Print the entries word for word, starting at the very first line and ending at the line that contains "bar-segment [1734, 399, 1859, 474]", with both of those lines included.

○ ○ ○ ○ ○

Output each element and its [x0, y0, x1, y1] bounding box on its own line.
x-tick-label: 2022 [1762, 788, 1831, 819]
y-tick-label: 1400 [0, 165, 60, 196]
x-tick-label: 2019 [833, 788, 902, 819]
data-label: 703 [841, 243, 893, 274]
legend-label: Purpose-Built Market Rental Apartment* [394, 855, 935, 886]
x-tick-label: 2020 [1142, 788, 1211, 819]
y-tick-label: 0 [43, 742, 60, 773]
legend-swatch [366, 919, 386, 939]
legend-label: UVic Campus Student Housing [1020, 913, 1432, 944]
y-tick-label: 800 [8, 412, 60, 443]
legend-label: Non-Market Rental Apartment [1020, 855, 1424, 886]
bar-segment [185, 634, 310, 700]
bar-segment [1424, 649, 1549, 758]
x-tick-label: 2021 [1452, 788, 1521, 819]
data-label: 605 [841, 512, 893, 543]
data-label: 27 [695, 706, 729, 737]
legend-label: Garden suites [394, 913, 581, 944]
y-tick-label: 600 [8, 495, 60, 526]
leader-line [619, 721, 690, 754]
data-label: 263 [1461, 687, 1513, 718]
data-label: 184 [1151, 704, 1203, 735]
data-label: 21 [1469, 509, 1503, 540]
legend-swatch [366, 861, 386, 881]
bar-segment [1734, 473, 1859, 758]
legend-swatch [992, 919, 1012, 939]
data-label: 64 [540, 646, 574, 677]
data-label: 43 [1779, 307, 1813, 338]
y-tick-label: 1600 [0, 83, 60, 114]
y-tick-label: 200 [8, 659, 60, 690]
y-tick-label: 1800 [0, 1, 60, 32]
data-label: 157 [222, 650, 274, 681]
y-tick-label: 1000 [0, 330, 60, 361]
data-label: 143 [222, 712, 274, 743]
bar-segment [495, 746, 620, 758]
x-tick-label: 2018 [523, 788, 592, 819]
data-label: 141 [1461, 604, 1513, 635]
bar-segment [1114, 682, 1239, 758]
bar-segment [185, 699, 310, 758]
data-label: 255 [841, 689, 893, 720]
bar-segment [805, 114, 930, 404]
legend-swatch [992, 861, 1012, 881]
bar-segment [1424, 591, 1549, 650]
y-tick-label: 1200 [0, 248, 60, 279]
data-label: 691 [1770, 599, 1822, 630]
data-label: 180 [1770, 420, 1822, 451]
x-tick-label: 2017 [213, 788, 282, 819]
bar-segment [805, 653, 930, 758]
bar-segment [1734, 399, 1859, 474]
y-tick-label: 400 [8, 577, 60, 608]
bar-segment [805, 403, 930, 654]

○ ○ ○ ○ ○

TASK SOLUTION ->
Output each element and its [x0, y0, x1, y1] bounding box on its own line.
x-tick-label: 2022 [1762, 788, 1831, 819]
y-tick-label: 1400 [0, 165, 60, 196]
x-tick-label: 2019 [833, 788, 902, 819]
data-label: 703 [841, 243, 893, 274]
legend-label: Purpose-Built Market Rental Apartment* [394, 855, 935, 886]
x-tick-label: 2020 [1142, 788, 1211, 819]
y-tick-label: 0 [43, 742, 60, 773]
legend-swatch [366, 919, 386, 939]
legend-label: UVic Campus Student Housing [1020, 913, 1432, 944]
y-tick-label: 800 [8, 412, 60, 443]
legend-label: Non-Market Rental Apartment [1020, 855, 1424, 886]
bar-segment [185, 634, 310, 700]
bar-segment [1424, 649, 1549, 758]
x-tick-label: 2021 [1452, 788, 1521, 819]
data-label: 605 [841, 512, 893, 543]
data-label: 27 [695, 706, 729, 737]
legend-label: Garden suites [394, 913, 581, 944]
y-tick-label: 600 [8, 495, 60, 526]
leader-line [619, 721, 690, 754]
data-label: 263 [1461, 687, 1513, 718]
data-label: 184 [1151, 704, 1203, 735]
data-label: 21 [1469, 509, 1503, 540]
legend-swatch [366, 861, 386, 881]
bar-segment [1734, 473, 1859, 758]
legend-swatch [992, 919, 1012, 939]
data-label: 64 [540, 646, 574, 677]
data-label: 43 [1779, 307, 1813, 338]
y-tick-label: 1600 [0, 83, 60, 114]
y-tick-label: 200 [8, 659, 60, 690]
y-tick-label: 1800 [0, 1, 60, 32]
data-label: 157 [222, 650, 274, 681]
y-tick-label: 1000 [0, 330, 60, 361]
data-label: 143 [222, 712, 274, 743]
bar-segment [495, 746, 620, 758]
x-tick-label: 2018 [523, 788, 592, 819]
data-label: 141 [1461, 604, 1513, 635]
bar-segment [1114, 682, 1239, 758]
bar-segment [185, 699, 310, 758]
data-label: 255 [841, 689, 893, 720]
bar-segment [805, 114, 930, 404]
legend-swatch [992, 861, 1012, 881]
bar-segment [1424, 591, 1549, 650]
y-tick-label: 1200 [0, 248, 60, 279]
data-label: 691 [1770, 599, 1822, 630]
data-label: 180 [1770, 420, 1822, 451]
x-tick-label: 2017 [213, 788, 282, 819]
bar-segment [805, 653, 930, 758]
bar-segment [1734, 399, 1859, 474]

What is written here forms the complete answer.